(What is expected): Extract the complete listing and output it unchanged.

--- BEGIN Records shown ---

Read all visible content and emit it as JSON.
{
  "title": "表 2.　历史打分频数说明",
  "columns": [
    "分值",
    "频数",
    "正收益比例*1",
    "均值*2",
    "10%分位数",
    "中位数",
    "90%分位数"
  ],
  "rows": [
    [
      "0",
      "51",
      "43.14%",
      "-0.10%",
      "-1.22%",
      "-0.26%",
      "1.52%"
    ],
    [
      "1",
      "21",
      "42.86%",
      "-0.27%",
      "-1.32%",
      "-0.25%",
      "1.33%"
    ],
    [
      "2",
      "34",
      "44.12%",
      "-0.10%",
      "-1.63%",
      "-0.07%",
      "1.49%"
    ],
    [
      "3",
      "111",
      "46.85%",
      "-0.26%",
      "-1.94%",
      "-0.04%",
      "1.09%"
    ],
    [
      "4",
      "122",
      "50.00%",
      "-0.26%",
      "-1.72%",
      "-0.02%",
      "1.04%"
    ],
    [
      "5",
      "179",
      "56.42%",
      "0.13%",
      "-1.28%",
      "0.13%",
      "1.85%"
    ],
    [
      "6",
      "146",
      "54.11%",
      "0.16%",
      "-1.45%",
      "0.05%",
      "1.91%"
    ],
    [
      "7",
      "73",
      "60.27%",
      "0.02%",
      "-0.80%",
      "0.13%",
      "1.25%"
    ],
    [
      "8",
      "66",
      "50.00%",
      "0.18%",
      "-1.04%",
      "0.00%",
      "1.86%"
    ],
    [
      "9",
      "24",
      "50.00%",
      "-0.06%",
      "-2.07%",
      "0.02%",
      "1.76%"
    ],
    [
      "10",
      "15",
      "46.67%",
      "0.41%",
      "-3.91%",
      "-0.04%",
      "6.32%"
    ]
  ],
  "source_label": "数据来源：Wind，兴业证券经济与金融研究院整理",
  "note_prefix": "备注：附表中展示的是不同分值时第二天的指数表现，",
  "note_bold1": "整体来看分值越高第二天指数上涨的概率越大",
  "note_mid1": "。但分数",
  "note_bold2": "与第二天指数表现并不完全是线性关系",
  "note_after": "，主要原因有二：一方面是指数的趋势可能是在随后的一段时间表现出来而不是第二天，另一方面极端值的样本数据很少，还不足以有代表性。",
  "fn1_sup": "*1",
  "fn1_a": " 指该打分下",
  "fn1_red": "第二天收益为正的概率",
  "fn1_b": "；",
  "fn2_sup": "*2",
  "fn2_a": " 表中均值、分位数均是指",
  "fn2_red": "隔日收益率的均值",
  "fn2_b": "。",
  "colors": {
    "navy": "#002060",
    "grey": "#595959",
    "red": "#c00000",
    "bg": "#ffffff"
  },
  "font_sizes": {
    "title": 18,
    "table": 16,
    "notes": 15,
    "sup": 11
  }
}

--- END Records shown ---

(Answer to the exercise):
Read all visible content and emit it as JSON.
{
  "title": "表 2.　历史打分频数说明",
  "columns": [
    "分值",
    "频数",
    "正收益比例*1",
    "均值*2",
    "10%分位数",
    "中位数",
    "90%分位数"
  ],
  "rows": [
    [
      "0",
      "51",
      "43.14%",
      "-0.10%",
      "-1.22%",
      "-0.26%",
      "1.52%"
    ],
    [
      "1",
      "21",
      "42.86%",
      "-0.27%",
      "-1.32%",
      "-0.25%",
      "1.33%"
    ],
    [
      "2",
      "34",
      "44.12%",
      "-0.10%",
      "-1.63%",
      "-0.07%",
      "1.49%"
    ],
    [
      "3",
      "111",
      "46.85%",
      "-0.26%",
      "-1.94%",
      "-0.04%",
      "1.09%"
    ],
    [
      "4",
      "122",
      "50.00%",
      "-0.26%",
      "-1.72%",
      "-0.02%",
      "1.04%"
    ],
    [
      "5",
      "179",
      "56.42%",
      "0.13%",
      "-1.28%",
      "0.13%",
      "1.85%"
    ],
    [
      "6",
      "146",
      "54.11%",
      "0.16%",
      "-1.45%",
      "0.05%",
      "1.91%"
    ],
    [
      "7",
      "73",
      "60.27%",
      "0.02%",
      "-0.80%",
      "0.13%",
      "1.25%"
    ],
    [
      "8",
      "66",
      "50.00%",
      "0.18%",
      "-1.04%",
      "0.00%",
      "1.86%"
    ],
    [
      "9",
      "24",
      "50.00%",
      "-0.06%",
      "-2.07%",
      "0.02%",
      "1.76%"
    ],
    [
      "10",
      "15",
      "46.67%",
      "0.41%",
      "-3.91%",
      "-0.04%",
      "6.32%"
    ]
  ],
  "source_label": "数据来源：Wind，兴业证券经济与金融研究院整理",
  "note_prefix": "备注：附表中展示的是不同分值时第二天的指数表现，",
  "note_bold1": "整体来看分值越高第二天指数上涨的概率越大",
  "note_mid1": "。但分数",
  "note_bold2": "与第二天指数表现并不完全是线性关系",
  "note_after": "，主要原因有二：一方面是指数的趋势可能是在随后的一段时间表现出来而不是第二天，另一方面极端值的样本数据很少，还不足以有代表性。",
  "fn1_sup": "*1",
  "fn1_a": " 指该打分下",
  "fn1_red": "第二天收益为正的概率",
  "fn1_b": "；",
  "fn2_sup": "*2",
  "fn2_a": " 表中均值、分位数均是指",
  "fn2_red": "隔日收益率的均值",
  "fn2_b": "。",
  "colors": {
    "navy": "#002060",
    "grey": "#595959",
    "red": "#c00000",
    "bg": "#ffffff"
  },
  "font_sizes": {
    "title": 18,
    "table": 16,
    "notes": 15,
    "sup": 11
  }
}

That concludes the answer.